Filter the entries that follow, copying every line in which the word "labels" appears.

Dataset records:
..........
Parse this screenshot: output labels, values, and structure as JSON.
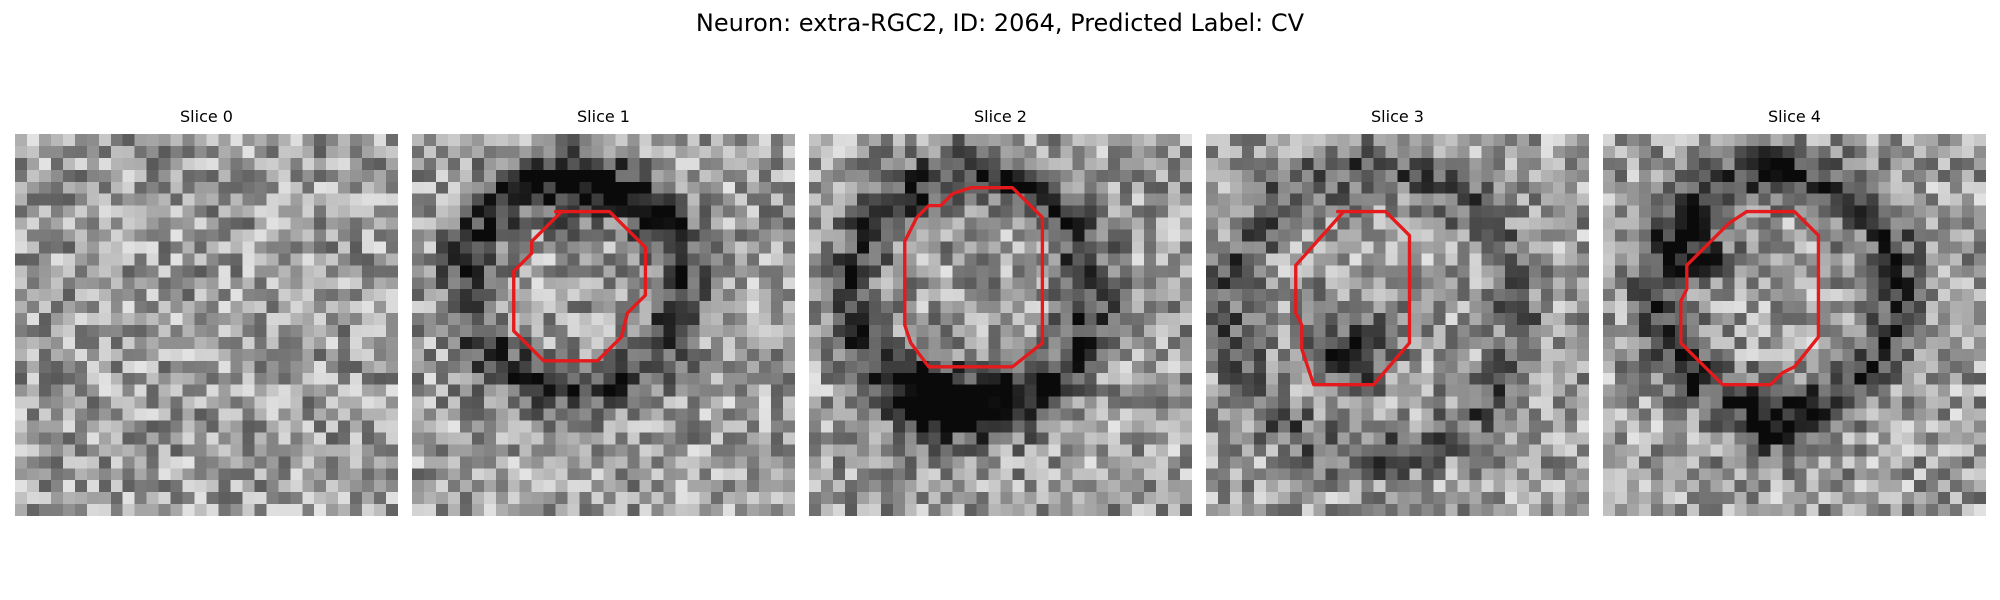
{
  "figure": {
    "title": "Neuron: extra-RGC2, ID: 2064, Predicted Label: CV"
  },
  "colors": {
    "contour": "#e41a1c",
    "background": "#ffffff"
  },
  "panels": [
    {
      "title": "Slice 0",
      "has_contour": false
    },
    {
      "title": "Slice 1",
      "has_contour": true
    },
    {
      "title": "Slice 2",
      "has_contour": true
    },
    {
      "title": "Slice 3",
      "has_contour": true
    },
    {
      "title": "Slice 4",
      "has_contour": true
    }
  ]
}
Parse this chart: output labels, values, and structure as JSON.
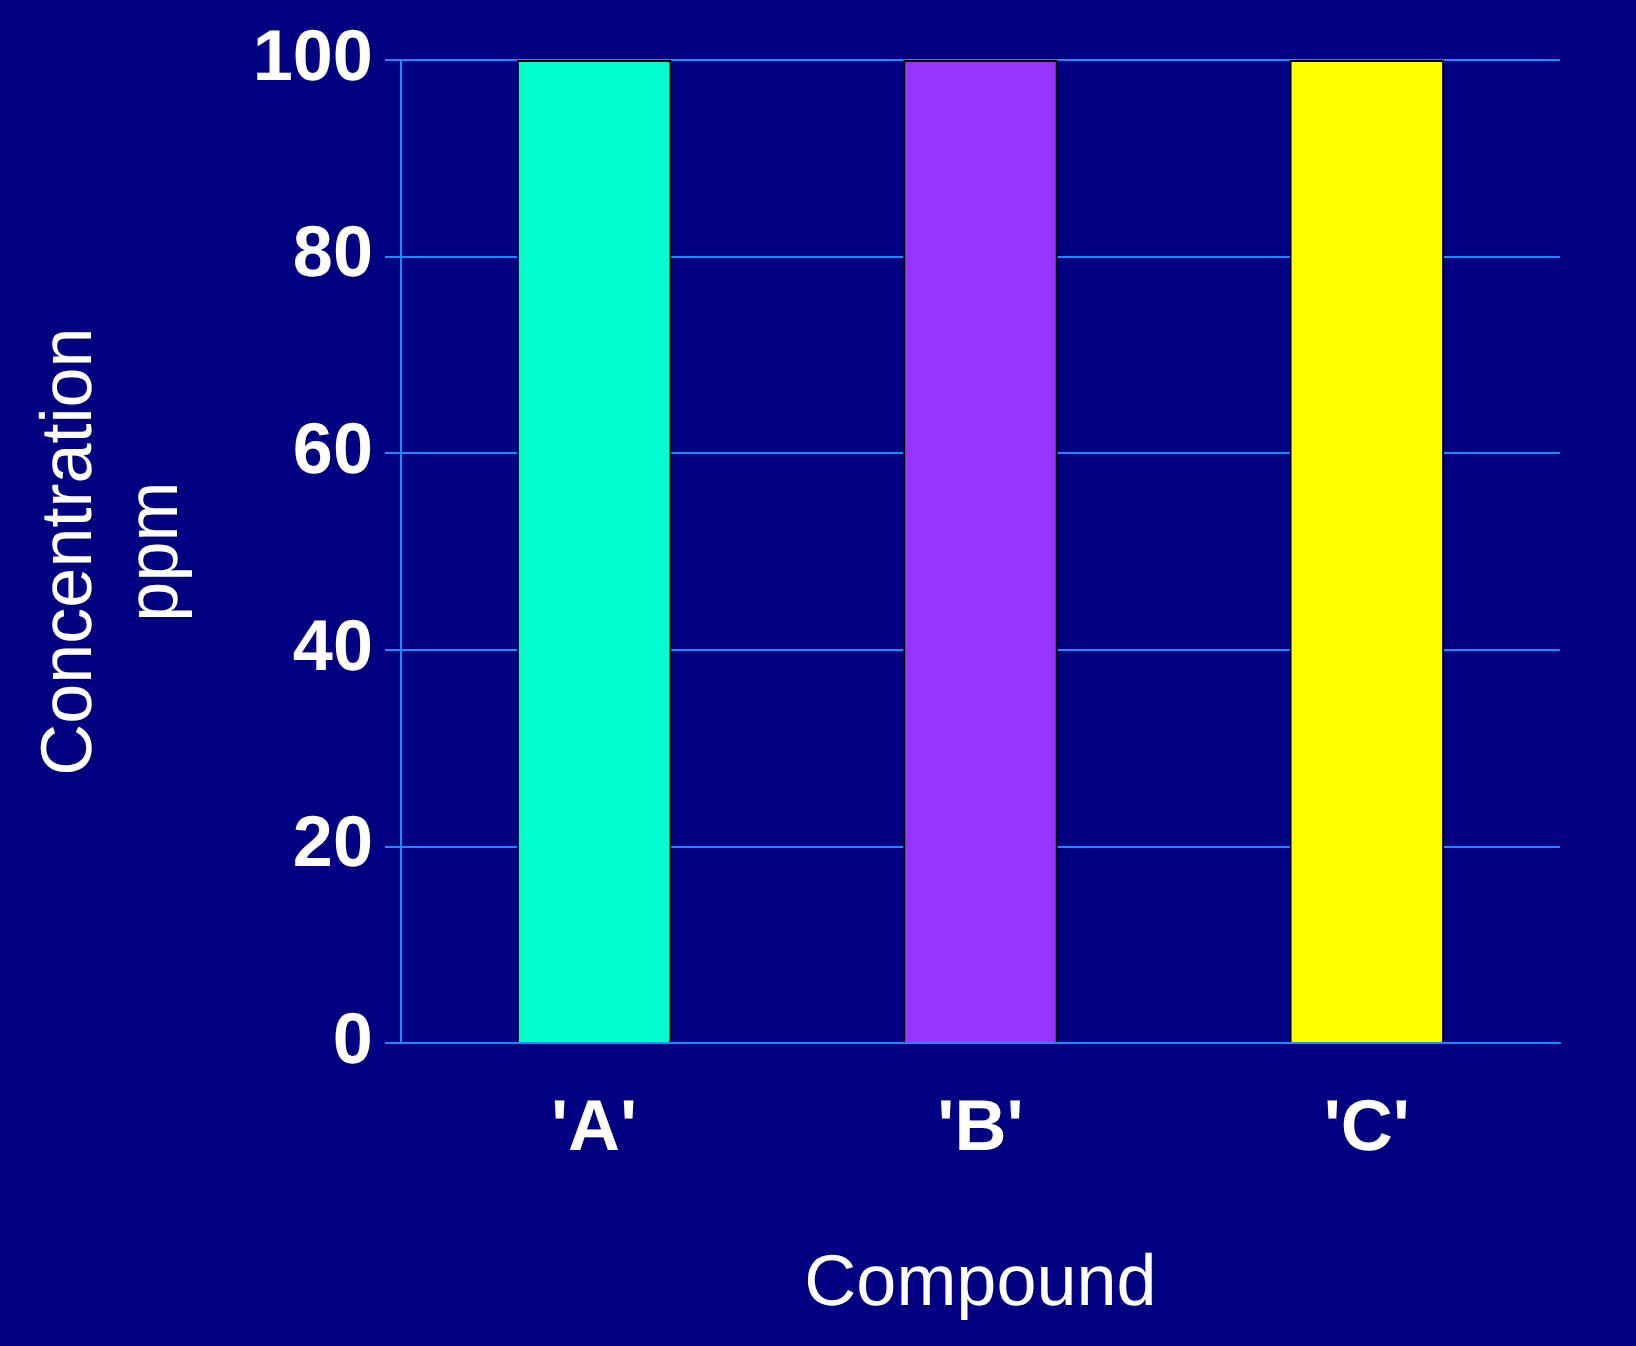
{
  "chart_data": {
    "type": "bar",
    "xlabel": "Compound",
    "ylabel": "Concentration ppm",
    "categories": [
      "'A'",
      "'B'",
      "'C'"
    ],
    "values": [
      100,
      100,
      100
    ],
    "colors": [
      "#00ffcc",
      "#9933ff",
      "#ffff00"
    ],
    "ylim": [
      0,
      100
    ],
    "yticks": [
      0,
      20,
      40,
      60,
      80,
      100
    ],
    "grid": "y"
  }
}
..........
Completed exercise:
Parse this screenshot: output labels, values, and structure as JSON.
Parse this chart: output labels, values, and structure as JSON.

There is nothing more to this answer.